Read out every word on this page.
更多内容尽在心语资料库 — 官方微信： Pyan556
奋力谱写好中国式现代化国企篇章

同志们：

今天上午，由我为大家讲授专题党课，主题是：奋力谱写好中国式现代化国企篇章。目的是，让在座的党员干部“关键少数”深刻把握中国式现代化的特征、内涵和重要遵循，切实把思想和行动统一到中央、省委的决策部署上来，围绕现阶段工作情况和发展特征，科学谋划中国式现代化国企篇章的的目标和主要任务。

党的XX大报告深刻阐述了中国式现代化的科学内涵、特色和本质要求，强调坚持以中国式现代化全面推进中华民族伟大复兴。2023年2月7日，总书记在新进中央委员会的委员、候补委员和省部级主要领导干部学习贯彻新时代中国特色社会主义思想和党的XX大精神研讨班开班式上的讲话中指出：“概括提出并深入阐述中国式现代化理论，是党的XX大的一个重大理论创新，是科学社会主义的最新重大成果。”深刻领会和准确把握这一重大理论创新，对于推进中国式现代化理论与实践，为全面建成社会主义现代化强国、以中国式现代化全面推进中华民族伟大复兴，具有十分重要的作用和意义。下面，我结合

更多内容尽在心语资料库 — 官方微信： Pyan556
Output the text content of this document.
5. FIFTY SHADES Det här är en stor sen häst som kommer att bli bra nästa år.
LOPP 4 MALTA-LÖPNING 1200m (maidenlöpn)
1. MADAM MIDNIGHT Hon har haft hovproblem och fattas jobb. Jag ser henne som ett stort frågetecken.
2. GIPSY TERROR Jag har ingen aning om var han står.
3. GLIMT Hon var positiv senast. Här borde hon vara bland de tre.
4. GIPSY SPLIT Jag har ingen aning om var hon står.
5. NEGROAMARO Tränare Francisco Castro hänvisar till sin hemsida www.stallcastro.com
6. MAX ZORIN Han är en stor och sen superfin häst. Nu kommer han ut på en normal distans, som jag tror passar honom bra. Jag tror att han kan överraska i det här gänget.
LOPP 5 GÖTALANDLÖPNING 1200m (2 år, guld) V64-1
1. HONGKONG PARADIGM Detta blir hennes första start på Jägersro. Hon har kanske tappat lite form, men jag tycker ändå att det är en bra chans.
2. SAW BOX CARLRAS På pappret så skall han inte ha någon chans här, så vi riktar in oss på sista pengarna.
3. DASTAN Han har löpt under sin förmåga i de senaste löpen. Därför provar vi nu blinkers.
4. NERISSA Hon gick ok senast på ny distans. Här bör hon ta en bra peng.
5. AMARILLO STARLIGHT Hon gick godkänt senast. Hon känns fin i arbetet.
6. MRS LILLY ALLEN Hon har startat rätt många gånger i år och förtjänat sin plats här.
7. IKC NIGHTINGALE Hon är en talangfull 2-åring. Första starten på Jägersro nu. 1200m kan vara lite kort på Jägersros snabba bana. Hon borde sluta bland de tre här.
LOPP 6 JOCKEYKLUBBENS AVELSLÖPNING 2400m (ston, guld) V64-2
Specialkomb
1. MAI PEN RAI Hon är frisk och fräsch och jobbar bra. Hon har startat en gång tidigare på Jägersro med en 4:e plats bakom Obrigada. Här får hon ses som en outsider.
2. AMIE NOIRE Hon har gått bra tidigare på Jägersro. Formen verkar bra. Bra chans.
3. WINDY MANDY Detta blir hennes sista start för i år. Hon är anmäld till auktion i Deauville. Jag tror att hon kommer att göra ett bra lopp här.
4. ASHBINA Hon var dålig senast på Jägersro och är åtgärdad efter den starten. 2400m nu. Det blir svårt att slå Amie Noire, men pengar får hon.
────────
* **Instructions to follow**
Reproduce every entry shown above, precisely as it stands.

* **Written response**
Read out every word on this page.
更多内容尽在心语资料库 — 官方微信： Pyan556
奋力谱写好中国式现代化国企篇章

同志们：

今天上午，由我为大家讲授专题党课，主题是：奋力谱写好中国式现代化国企篇章。目的是，让在座的党员干部“关键少数”深刻把握中国式现代化的特征、内涵和重要遵循，切实把思想和行动统一到中央、省委的决策部署上来，围绕现阶段工作情况和发展特征，科学谋划中国式现代化国企篇章的的目标和主要任务。

党的XX大报告深刻阐述了中国式现代化的科学内涵、特色和本质要求，强调坚持以中国式现代化全面推进中华民族伟大复兴。2023年2月7日，总书记在新进中央委员会的委员、候补委员和省部级主要领导干部学习贯彻新时代中国特色社会主义思想和党的XX大精神研讨班开班式上的讲话中指出：“概括提出并深入阐述中国式现代化理论，是党的XX大的一个重大理论创新，是科学社会主义的最新重大成果。”深刻领会和准确把握这一重大理论创新，对于推进中国式现代化理论与实践，为全面建成社会主义现代化强国、以中国式现代化全面推进中华民族伟大复兴，具有十分重要的作用和意义。下面，我结合

更多内容尽在心语资料库 — 官方微信： Pyan556
Output the text content of this document.
5. FIFTY SHADES Det här är en stor sen häst som kommer att bli bra nästa år.
LOPP 4 MALTA-LÖPNING 1200m (maidenlöpn)
1. MADAM MIDNIGHT Hon har haft hovproblem och fattas jobb. Jag ser henne som ett stort frågetecken.
2. GIPSY TERROR Jag har ingen aning om var han står.
3. GLIMT Hon var positiv senast. Här borde hon vara bland de tre.
4. GIPSY SPLIT Jag har ingen aning om var hon står.
5. NEGROAMARO Tränare Francisco Castro hänvisar till sin hemsida www.stallcastro.com
6. MAX ZORIN Han är en stor och sen superfin häst. Nu kommer han ut på en normal distans, som jag tror passar honom bra. Jag tror att han kan överraska i det här gänget.
LOPP 5 GÖTALANDLÖPNING 1200m (2 år, guld) V64-1
1. HONGKONG PARADIGM Detta blir hennes första start på Jägersro. Hon har kanske tappat lite form, men jag tycker ändå att det är en bra chans.
2. SAW BOX CARLRAS På pappret så skall han inte ha någon chans här, så vi riktar in oss på sista pengarna.
3. DASTAN Han har löpt under sin förmåga i de senaste löpen. Därför provar vi nu blinkers.
4. NERISSA Hon gick ok senast på ny distans. Här bör hon ta en bra peng.
5. AMARILLO STARLIGHT Hon gick godkänt senast. Hon känns fin i arbetet.
6. MRS LILLY ALLEN Hon har startat rätt många gånger i år och förtjänat sin plats här.
7. IKC NIGHTINGALE Hon är en talangfull 2-åring. Första starten på Jägersro nu. 1200m kan vara lite kort på Jägersros snabba bana. Hon borde sluta bland de tre här.
LOPP 6 JOCKEYKLUBBENS AVELSLÖPNING 2400m (ston, guld) V64-2
Specialkomb
1. MAI PEN RAI Hon är frisk och fräsch och jobbar bra. Hon har startat en gång tidigare på Jägersro med en 4:e plats bakom Obrigada. Här får hon ses som en outsider.
2. AMIE NOIRE Hon har gått bra tidigare på Jägersro. Formen verkar bra. Bra chans.
3. WINDY MANDY Detta blir hennes sista start för i år. Hon är anmäld till auktion i Deauville. Jag tror att hon kommer att göra ett bra lopp här.
4. ASHBINA Hon var dålig senast på Jägersro och är åtgärdad efter den starten. 2400m nu. Det blir svårt att slå Amie Noire, men pengar får hon.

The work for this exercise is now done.